**EXERCISE GOAL:** Across the entries below, count the lines in which the word "this" occurs. Reply with the count alone.

**Excerpts from a figure dataset:**
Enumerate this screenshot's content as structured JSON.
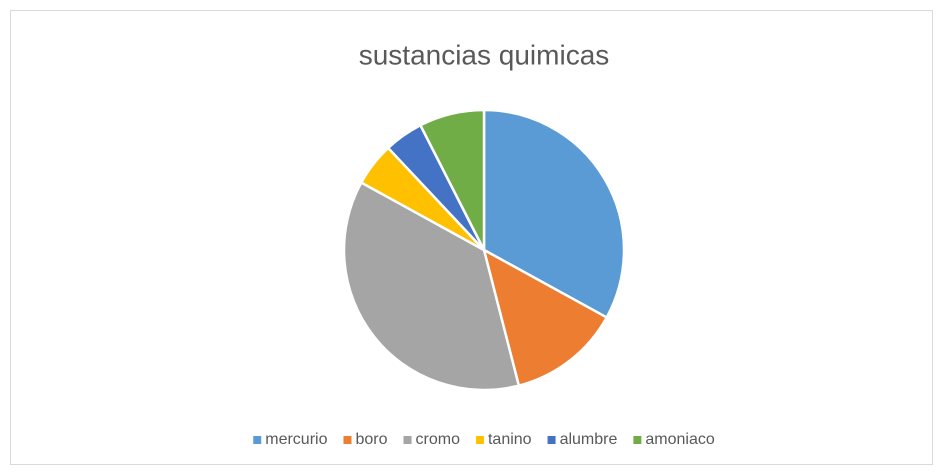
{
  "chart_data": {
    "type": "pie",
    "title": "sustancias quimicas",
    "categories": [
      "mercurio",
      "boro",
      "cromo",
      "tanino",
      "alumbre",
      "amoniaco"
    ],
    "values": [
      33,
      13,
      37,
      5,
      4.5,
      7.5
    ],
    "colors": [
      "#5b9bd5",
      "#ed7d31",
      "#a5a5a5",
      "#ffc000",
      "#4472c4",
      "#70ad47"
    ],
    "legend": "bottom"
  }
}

* * *

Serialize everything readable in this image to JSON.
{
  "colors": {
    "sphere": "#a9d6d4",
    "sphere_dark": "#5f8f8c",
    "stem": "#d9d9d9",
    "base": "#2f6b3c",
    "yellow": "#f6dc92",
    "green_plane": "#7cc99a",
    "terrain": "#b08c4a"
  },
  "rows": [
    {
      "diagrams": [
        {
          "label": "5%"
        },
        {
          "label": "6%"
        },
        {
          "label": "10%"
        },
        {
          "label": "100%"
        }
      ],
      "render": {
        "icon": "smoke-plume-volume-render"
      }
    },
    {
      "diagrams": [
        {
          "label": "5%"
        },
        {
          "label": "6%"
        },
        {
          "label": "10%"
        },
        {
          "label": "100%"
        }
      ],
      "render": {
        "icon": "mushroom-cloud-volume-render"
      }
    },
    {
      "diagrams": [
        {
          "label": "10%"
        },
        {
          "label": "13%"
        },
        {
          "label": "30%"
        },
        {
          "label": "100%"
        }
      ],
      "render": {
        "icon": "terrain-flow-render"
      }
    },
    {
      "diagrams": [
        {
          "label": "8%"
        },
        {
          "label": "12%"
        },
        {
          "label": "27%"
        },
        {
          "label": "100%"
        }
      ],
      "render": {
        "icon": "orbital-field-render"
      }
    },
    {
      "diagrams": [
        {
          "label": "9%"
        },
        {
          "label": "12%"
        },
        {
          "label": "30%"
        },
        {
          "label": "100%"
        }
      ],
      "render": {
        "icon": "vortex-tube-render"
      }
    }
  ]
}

**RESULT OF THE EXERCISE:** 2